# Task prompt
Locate every line in the material below that has the word "this". Copy each of those lines.
==== Data supplied ====
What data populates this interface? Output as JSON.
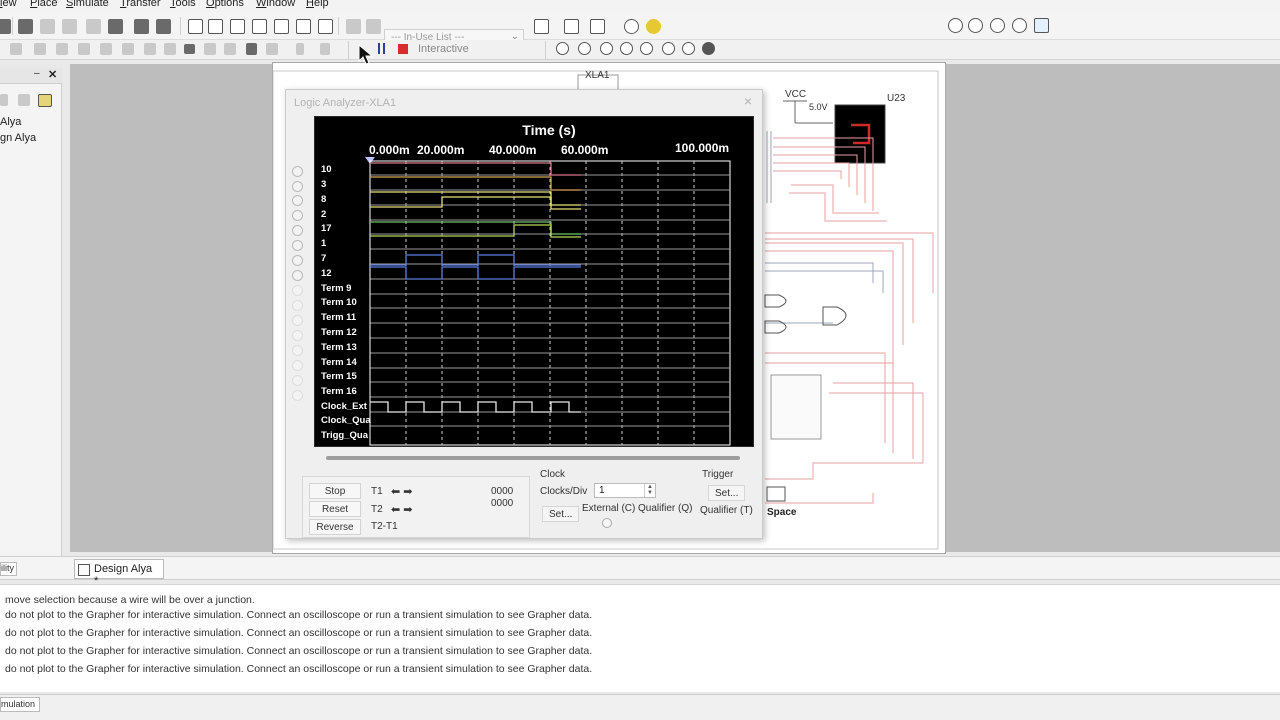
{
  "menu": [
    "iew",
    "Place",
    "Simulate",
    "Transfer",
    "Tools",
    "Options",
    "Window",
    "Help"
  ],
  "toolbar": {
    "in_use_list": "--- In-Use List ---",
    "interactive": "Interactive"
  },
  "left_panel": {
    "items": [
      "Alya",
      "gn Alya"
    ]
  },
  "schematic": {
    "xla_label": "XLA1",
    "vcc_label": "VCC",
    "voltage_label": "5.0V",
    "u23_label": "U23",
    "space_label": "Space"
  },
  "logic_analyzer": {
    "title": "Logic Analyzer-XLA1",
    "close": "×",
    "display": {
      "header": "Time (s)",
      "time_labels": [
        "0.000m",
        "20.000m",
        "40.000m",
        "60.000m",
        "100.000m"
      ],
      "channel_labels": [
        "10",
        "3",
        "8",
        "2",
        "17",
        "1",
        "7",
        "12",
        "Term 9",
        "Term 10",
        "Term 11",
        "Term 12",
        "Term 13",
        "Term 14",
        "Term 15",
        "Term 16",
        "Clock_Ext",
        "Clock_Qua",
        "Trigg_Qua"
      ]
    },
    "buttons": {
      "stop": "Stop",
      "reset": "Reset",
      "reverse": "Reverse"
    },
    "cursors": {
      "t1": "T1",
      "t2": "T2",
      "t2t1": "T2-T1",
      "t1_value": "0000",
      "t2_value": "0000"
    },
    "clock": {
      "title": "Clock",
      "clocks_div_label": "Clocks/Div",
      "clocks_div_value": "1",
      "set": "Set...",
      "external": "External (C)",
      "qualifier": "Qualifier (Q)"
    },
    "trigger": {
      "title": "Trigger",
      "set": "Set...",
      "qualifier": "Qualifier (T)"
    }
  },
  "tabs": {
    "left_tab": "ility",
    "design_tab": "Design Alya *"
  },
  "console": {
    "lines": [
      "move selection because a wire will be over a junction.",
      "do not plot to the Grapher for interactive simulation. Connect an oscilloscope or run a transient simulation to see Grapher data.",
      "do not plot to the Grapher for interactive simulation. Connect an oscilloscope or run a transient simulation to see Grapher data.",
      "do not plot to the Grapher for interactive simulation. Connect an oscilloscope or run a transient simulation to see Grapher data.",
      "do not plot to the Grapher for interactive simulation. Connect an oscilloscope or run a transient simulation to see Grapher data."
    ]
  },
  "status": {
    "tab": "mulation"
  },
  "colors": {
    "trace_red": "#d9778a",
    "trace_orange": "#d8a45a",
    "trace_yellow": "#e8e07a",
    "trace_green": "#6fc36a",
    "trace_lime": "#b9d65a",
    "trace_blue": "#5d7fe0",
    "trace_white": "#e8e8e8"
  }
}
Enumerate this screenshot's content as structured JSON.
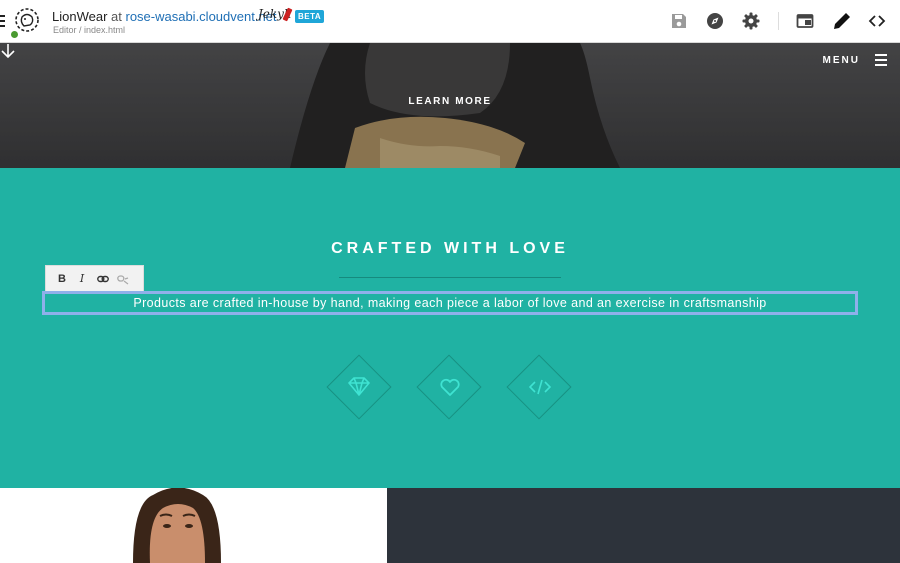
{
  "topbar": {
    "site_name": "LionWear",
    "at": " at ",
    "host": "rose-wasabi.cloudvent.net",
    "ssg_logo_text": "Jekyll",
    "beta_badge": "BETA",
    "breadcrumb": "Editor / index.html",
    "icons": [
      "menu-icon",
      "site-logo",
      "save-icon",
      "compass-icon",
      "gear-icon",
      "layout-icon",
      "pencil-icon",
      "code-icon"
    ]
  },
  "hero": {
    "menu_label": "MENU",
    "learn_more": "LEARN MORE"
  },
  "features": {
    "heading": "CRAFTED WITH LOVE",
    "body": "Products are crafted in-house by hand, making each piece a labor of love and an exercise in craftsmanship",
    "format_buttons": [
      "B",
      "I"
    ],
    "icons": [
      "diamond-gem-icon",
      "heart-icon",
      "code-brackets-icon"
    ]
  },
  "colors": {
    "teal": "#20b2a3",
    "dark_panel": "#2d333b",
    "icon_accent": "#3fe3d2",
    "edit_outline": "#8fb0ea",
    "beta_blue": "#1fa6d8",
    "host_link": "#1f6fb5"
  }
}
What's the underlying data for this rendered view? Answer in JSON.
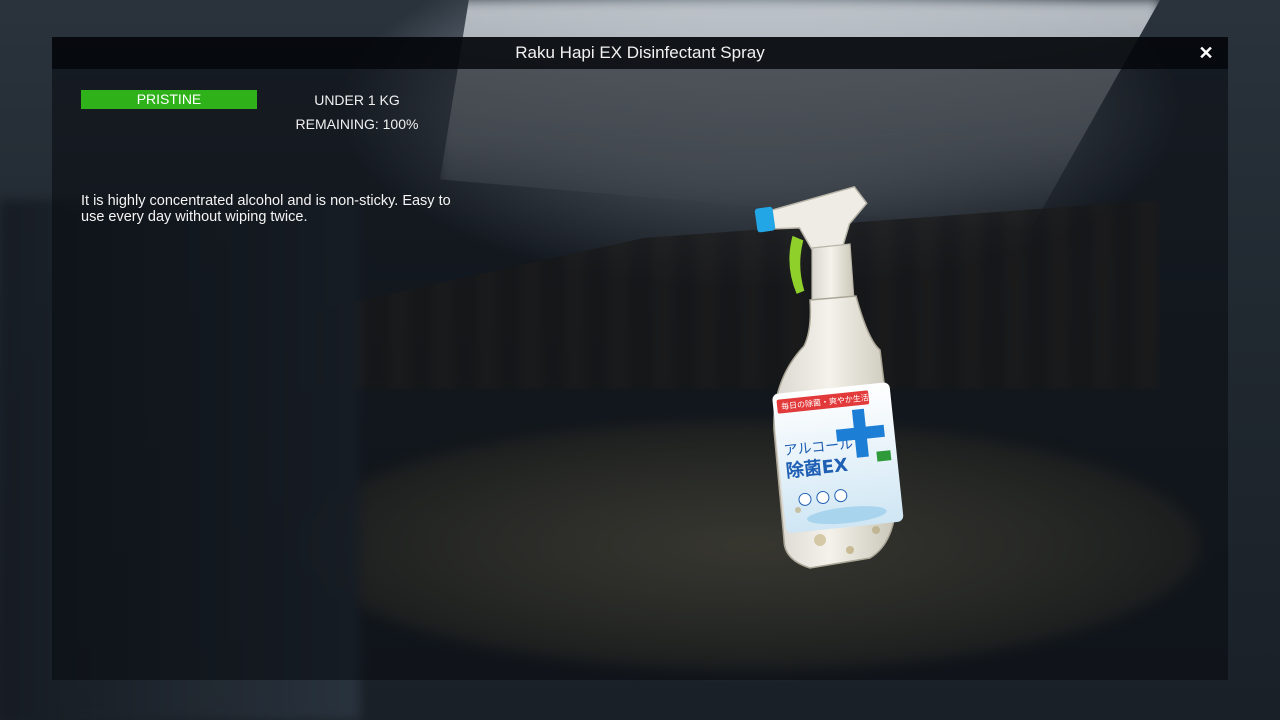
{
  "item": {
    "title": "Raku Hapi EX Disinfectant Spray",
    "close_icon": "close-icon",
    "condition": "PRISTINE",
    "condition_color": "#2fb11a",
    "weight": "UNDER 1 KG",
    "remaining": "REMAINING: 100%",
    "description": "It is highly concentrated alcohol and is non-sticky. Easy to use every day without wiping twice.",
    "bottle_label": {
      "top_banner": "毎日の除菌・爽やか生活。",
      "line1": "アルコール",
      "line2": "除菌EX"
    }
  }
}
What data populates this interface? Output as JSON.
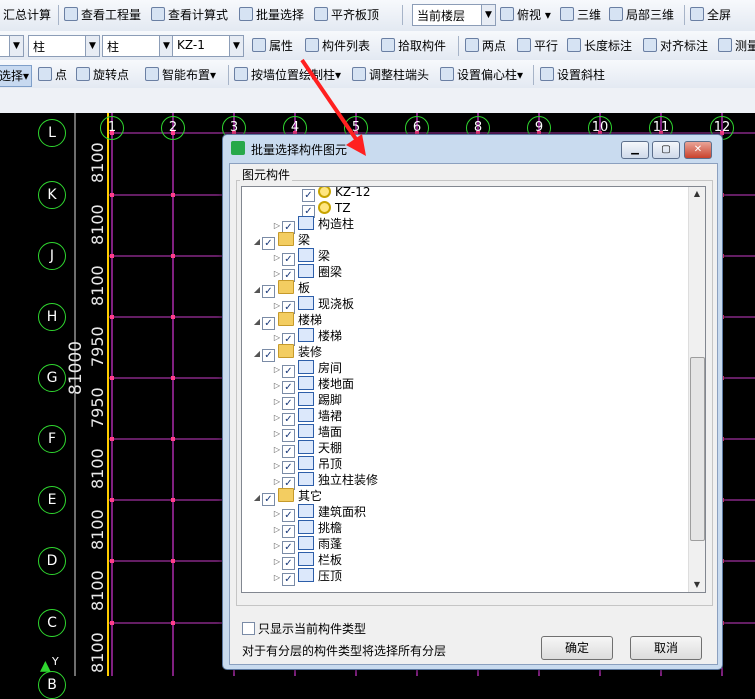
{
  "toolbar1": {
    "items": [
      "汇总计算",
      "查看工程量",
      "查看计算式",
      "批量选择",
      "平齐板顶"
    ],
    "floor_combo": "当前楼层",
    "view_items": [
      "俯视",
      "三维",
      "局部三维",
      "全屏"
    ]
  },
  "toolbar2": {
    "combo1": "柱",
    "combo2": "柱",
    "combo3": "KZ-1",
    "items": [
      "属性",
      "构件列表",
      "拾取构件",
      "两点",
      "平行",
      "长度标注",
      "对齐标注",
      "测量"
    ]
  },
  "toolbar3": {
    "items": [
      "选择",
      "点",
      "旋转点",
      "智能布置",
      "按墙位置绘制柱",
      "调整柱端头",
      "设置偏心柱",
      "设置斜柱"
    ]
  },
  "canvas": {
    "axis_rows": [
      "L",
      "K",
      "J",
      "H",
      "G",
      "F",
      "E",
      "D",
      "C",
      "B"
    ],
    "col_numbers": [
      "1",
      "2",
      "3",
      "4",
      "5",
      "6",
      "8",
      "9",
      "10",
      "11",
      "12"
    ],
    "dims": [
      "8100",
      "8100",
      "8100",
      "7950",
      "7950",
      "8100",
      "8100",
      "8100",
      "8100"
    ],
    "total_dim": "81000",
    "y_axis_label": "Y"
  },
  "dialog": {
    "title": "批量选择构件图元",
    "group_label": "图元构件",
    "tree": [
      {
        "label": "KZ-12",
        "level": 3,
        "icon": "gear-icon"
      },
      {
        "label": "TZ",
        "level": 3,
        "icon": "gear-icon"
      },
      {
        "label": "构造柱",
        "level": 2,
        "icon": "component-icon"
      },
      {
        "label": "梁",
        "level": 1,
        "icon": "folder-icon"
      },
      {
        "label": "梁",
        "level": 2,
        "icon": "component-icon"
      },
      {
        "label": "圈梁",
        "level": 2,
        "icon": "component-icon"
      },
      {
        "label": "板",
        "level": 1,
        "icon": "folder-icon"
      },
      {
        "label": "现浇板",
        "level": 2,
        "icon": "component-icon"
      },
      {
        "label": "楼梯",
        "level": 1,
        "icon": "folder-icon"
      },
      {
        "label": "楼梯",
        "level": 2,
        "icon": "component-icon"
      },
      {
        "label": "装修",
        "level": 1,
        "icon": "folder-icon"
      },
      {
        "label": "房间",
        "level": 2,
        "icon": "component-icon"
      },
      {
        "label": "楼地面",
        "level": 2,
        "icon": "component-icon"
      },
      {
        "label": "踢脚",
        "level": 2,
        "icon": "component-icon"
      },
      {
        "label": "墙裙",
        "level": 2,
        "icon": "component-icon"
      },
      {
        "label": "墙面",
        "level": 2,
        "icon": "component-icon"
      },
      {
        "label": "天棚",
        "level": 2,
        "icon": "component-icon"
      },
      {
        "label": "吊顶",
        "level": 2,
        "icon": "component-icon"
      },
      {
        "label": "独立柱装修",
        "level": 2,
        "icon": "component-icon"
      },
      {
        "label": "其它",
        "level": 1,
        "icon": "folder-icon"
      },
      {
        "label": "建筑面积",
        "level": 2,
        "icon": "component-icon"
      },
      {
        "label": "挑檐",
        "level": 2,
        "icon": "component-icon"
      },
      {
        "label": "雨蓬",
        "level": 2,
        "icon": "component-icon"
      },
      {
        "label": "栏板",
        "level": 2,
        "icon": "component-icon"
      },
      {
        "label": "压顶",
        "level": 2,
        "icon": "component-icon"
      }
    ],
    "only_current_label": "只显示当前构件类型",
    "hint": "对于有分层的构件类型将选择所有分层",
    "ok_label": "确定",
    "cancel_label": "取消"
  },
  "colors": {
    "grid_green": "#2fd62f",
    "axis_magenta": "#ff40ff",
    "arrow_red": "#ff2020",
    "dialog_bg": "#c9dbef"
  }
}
====
# Task response
What data populates this interface? Output as JSON.
Enumerate this screenshot's content as structured JSON.
What's the underlying data for this rendered view? Answer in JSON.
What data populates this interface? Output as JSON.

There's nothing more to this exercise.